■ **What is expected**
Look through the records below and collect all lines that hold the string "this".

Saved entries:
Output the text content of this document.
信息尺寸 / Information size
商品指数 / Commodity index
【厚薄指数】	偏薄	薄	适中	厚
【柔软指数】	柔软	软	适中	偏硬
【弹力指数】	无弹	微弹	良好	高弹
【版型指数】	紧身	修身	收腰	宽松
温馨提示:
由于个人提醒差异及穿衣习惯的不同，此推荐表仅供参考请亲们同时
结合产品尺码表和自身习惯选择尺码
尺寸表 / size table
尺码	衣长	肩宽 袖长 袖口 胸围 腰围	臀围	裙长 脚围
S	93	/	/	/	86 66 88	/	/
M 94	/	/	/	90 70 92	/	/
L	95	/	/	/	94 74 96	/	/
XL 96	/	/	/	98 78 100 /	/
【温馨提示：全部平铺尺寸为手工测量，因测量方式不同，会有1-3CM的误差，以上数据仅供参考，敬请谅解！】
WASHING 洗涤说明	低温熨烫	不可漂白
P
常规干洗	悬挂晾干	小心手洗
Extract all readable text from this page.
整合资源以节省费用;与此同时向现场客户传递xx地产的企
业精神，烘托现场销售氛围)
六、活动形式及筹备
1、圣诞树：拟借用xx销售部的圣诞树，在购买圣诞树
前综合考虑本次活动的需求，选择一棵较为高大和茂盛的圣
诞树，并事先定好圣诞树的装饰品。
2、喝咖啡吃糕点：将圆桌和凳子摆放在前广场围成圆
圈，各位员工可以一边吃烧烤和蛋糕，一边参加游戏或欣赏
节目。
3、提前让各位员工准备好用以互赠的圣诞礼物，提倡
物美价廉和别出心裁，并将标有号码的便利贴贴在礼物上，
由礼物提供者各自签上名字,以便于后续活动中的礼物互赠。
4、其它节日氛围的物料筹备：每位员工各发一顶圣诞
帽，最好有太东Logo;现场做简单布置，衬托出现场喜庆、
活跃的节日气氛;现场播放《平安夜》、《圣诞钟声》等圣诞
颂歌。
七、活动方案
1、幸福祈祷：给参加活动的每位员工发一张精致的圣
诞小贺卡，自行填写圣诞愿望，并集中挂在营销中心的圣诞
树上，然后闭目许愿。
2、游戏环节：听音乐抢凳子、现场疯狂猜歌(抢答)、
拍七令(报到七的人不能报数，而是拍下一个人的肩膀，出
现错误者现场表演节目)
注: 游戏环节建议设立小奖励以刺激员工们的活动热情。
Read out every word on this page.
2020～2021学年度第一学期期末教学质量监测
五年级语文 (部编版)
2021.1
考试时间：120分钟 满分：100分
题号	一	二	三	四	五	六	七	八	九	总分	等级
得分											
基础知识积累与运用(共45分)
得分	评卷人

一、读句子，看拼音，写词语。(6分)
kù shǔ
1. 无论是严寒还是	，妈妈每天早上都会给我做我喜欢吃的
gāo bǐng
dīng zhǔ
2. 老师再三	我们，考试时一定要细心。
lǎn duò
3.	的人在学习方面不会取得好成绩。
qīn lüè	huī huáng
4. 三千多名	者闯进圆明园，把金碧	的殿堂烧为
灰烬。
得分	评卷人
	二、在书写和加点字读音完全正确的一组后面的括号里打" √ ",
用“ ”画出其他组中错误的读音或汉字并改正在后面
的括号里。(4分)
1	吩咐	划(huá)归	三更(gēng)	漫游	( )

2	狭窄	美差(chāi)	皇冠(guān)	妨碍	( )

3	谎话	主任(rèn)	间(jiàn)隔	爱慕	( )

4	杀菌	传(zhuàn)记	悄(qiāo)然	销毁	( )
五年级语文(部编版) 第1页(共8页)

■ **Final answer**
Output the text content of this document.
Extract all readable text from this page.
Read out every word on this page.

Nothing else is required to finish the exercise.